Every line of the records below should be restated exactly.

> [Data provided]:
↓↓↓
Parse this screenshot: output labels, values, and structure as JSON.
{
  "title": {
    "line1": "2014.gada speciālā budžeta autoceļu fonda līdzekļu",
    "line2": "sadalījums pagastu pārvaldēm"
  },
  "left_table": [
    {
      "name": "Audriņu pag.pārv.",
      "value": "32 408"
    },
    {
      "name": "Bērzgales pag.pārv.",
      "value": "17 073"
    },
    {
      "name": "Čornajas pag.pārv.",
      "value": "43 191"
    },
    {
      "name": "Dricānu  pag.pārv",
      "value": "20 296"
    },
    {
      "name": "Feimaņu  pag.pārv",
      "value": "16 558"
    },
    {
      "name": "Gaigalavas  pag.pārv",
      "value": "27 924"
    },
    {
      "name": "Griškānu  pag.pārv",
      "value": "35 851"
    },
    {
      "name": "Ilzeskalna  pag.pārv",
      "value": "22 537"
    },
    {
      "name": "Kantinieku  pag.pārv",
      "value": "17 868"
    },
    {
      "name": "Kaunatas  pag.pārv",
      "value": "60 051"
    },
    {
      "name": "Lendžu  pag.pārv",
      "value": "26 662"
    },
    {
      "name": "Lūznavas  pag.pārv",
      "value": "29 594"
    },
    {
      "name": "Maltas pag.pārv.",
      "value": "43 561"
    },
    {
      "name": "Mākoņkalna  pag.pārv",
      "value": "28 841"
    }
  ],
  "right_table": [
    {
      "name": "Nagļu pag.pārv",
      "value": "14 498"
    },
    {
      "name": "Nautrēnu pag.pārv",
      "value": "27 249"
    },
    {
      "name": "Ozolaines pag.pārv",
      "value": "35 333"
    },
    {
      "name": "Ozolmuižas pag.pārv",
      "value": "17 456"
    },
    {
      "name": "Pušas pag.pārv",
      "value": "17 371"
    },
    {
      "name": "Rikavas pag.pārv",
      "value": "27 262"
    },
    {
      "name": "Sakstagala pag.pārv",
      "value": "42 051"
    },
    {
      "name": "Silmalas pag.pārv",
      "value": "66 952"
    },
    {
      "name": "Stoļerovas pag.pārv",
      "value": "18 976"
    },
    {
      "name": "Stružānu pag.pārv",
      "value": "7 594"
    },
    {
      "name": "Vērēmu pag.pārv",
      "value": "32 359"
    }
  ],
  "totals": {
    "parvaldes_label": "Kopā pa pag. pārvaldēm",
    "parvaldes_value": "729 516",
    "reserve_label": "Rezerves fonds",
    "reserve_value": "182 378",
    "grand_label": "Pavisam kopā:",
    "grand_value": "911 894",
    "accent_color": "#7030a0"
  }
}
↑↑↑
> [Correct result]:
Parse this screenshot: output labels, values, and structure as JSON.
{
  "title": {
    "line1": "2014.gada speciālā budžeta autoceļu fonda līdzekļu",
    "line2": "sadalījums pagastu pārvaldēm"
  },
  "left_table": [
    {
      "name": "Audriņu pag.pārv.",
      "value": "32 408"
    },
    {
      "name": "Bērzgales pag.pārv.",
      "value": "17 073"
    },
    {
      "name": "Čornajas pag.pārv.",
      "value": "43 191"
    },
    {
      "name": "Dricānu  pag.pārv",
      "value": "20 296"
    },
    {
      "name": "Feimaņu  pag.pārv",
      "value": "16 558"
    },
    {
      "name": "Gaigalavas  pag.pārv",
      "value": "27 924"
    },
    {
      "name": "Griškānu  pag.pārv",
      "value": "35 851"
    },
    {
      "name": "Ilzeskalna  pag.pārv",
      "value": "22 537"
    },
    {
      "name": "Kantinieku  pag.pārv",
      "value": "17 868"
    },
    {
      "name": "Kaunatas  pag.pārv",
      "value": "60 051"
    },
    {
      "name": "Lendžu  pag.pārv",
      "value": "26 662"
    },
    {
      "name": "Lūznavas  pag.pārv",
      "value": "29 594"
    },
    {
      "name": "Maltas pag.pārv.",
      "value": "43 561"
    },
    {
      "name": "Mākoņkalna  pag.pārv",
      "value": "28 841"
    }
  ],
  "right_table": [
    {
      "name": "Nagļu pag.pārv",
      "value": "14 498"
    },
    {
      "name": "Nautrēnu pag.pārv",
      "value": "27 249"
    },
    {
      "name": "Ozolaines pag.pārv",
      "value": "35 333"
    },
    {
      "name": "Ozolmuižas pag.pārv",
      "value": "17 456"
    },
    {
      "name": "Pušas pag.pārv",
      "value": "17 371"
    },
    {
      "name": "Rikavas pag.pārv",
      "value": "27 262"
    },
    {
      "name": "Sakstagala pag.pārv",
      "value": "42 051"
    },
    {
      "name": "Silmalas pag.pārv",
      "value": "66 952"
    },
    {
      "name": "Stoļerovas pag.pārv",
      "value": "18 976"
    },
    {
      "name": "Stružānu pag.pārv",
      "value": "7 594"
    },
    {
      "name": "Vērēmu pag.pārv",
      "value": "32 359"
    }
  ],
  "totals": {
    "parvaldes_label": "Kopā pa pag. pārvaldēm",
    "parvaldes_value": "729 516",
    "reserve_label": "Rezerves fonds",
    "reserve_value": "182 378",
    "grand_label": "Pavisam kopā:",
    "grand_value": "911 894",
    "accent_color": "#7030a0"
  }
}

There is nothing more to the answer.